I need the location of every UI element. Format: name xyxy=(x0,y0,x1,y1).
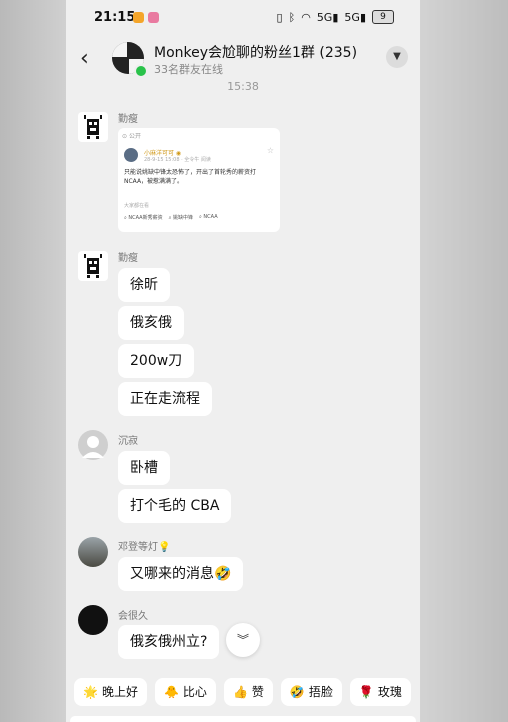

----

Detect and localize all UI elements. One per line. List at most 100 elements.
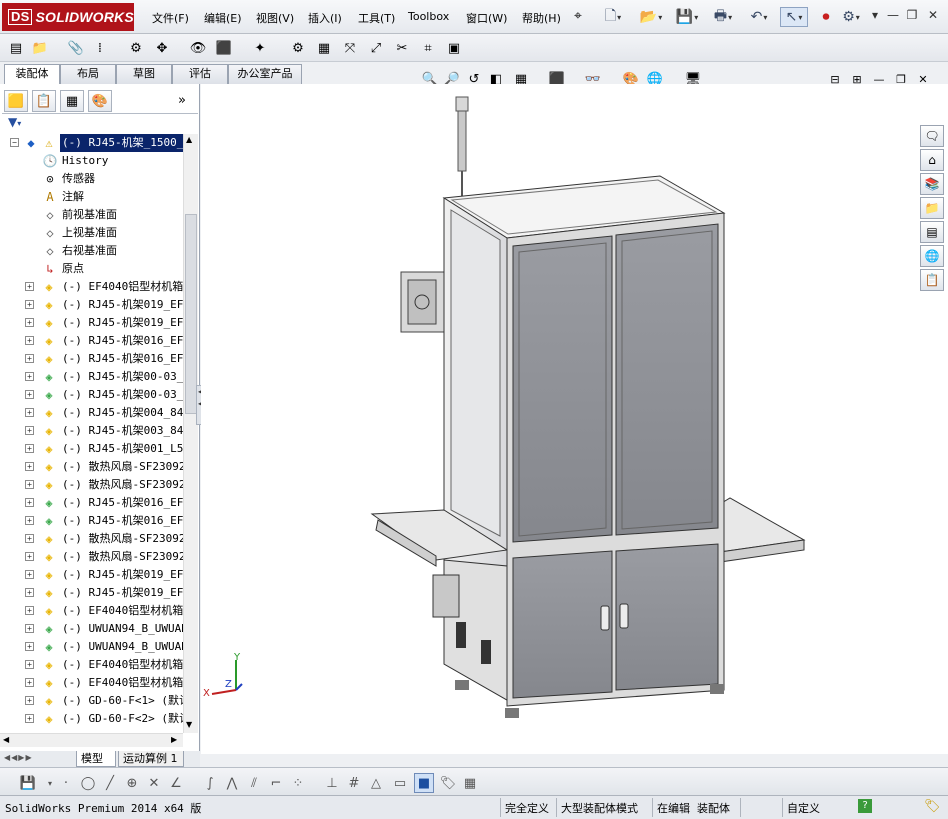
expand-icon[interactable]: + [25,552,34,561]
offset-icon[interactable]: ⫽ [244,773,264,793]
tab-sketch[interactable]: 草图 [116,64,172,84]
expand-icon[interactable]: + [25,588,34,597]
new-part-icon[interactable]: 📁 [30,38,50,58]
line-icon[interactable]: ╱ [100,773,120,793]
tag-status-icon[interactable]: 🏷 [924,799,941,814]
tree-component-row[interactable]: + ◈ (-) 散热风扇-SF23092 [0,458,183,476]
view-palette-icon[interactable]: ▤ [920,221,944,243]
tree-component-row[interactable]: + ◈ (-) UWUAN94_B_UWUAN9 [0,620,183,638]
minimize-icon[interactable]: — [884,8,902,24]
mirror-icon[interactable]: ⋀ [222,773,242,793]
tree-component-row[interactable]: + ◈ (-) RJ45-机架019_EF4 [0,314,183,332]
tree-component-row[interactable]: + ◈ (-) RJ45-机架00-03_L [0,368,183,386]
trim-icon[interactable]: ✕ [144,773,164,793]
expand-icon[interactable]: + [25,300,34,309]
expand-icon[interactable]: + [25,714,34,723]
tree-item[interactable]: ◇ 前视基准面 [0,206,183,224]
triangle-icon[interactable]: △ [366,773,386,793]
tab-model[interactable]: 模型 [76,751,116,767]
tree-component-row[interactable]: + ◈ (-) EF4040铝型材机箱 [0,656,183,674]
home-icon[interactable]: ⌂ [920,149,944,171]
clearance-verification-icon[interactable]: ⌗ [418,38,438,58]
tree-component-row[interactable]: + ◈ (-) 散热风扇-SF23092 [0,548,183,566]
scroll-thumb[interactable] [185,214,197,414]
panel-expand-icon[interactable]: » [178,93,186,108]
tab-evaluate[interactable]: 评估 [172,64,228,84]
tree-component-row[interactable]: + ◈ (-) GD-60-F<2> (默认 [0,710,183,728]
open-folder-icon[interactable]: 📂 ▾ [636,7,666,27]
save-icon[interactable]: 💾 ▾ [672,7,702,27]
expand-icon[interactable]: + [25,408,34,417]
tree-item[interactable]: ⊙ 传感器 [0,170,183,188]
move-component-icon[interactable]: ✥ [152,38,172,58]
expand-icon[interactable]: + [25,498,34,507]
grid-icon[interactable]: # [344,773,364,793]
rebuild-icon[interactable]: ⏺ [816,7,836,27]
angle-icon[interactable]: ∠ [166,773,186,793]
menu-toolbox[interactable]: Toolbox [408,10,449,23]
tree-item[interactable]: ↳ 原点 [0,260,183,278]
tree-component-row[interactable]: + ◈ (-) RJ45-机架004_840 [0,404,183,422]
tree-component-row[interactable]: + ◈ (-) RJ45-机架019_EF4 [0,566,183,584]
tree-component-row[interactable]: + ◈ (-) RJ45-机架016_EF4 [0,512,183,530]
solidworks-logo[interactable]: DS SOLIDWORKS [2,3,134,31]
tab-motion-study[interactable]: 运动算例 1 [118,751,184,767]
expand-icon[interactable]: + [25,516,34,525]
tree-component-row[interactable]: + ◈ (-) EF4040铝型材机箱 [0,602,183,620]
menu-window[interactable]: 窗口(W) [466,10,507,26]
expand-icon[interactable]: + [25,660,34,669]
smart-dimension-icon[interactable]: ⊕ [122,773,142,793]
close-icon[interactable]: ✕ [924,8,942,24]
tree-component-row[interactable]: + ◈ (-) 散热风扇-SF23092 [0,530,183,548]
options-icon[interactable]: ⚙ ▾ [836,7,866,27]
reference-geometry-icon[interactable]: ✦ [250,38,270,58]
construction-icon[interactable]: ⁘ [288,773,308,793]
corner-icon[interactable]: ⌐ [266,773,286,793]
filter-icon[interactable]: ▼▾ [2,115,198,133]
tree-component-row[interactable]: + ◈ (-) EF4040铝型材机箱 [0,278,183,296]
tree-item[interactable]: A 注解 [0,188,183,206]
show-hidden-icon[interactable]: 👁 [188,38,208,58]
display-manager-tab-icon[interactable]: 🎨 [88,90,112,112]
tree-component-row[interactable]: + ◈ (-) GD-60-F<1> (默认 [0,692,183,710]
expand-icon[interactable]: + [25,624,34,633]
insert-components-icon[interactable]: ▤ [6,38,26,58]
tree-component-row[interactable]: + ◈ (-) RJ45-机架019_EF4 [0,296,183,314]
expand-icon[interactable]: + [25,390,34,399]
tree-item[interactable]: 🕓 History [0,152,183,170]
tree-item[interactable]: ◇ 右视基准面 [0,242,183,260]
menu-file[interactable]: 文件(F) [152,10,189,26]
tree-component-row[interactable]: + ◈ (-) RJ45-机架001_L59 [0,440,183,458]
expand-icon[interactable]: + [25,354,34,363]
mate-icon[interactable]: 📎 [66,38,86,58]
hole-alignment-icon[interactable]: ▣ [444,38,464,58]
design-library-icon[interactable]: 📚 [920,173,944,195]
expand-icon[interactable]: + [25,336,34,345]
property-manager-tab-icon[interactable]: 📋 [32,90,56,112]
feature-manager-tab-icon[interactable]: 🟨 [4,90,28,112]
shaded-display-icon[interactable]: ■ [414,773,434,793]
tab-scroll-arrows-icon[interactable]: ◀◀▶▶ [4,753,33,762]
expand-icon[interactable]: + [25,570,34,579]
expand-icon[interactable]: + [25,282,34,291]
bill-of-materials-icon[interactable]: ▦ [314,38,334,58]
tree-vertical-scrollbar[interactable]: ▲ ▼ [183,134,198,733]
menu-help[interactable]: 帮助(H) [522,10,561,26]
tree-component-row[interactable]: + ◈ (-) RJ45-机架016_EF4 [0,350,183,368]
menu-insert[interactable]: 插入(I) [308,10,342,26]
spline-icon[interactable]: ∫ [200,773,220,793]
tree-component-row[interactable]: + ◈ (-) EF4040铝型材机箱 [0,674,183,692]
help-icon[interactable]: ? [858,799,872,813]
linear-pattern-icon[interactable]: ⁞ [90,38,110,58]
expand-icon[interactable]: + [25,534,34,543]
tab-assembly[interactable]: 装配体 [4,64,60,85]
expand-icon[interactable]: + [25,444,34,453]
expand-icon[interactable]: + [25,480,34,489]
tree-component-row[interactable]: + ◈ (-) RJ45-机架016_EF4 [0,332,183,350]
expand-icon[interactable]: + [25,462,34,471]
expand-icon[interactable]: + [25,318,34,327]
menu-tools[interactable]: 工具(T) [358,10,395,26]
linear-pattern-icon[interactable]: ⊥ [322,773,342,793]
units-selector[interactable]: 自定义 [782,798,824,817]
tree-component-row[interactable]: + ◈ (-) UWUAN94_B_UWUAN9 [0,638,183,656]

----

■ **GIVEN REQUEST**
Starting at the line containing "Detect and localize" and ending after the line containing "clearance-verification-icon[interactable]: ⌗ [418,38,438,58]", repeat those lines verbatim, leaving out the pictures.

■ **RESPONSE FOR THIS EXERCISE**
Detect and localize all UI elements. One per line. List at most 100 elements.
expand-icon[interactable]: + [25,552,34,561]
offset-icon[interactable]: ⫽ [244,773,264,793]
tab-sketch[interactable]: 草图 [116,64,172,84]
expand-icon[interactable]: + [25,588,34,597]
new-part-icon[interactable]: 📁 [30,38,50,58]
line-icon[interactable]: ╱ [100,773,120,793]
tag-status-icon[interactable]: 🏷 [924,799,941,814]
tree-component-row[interactable]: + ◈ (-) 散热风扇-SF23092 [0,458,183,476]
view-palette-icon[interactable]: ▤ [920,221,944,243]
tree-component-row[interactable]: + ◈ (-) UWUAN94_B_UWUAN9 [0,620,183,638]
minimize-icon[interactable]: — [884,8,902,24]
mirror-icon[interactable]: ⋀ [222,773,242,793]
tree-component-row[interactable]: + ◈ (-) RJ45-机架019_EF4 [0,314,183,332]
tree-component-row[interactable]: + ◈ (-) RJ45-机架00-03_L [0,368,183,386]
trim-icon[interactable]: ✕ [144,773,164,793]
expand-icon[interactable]: + [25,300,34,309]
expand-icon[interactable]: + [25,714,34,723]
tree-item[interactable]: ◇ 前视基准面 [0,206,183,224]
triangle-icon[interactable]: △ [366,773,386,793]
tab-model[interactable]: 模型 [76,751,116,767]
tree-component-row[interactable]: + ◈ (-) EF4040铝型材机箱 [0,656,183,674]
home-icon[interactable]: ⌂ [920,149,944,171]
clearance-verification-icon[interactable]: ⌗ [418,38,438,58]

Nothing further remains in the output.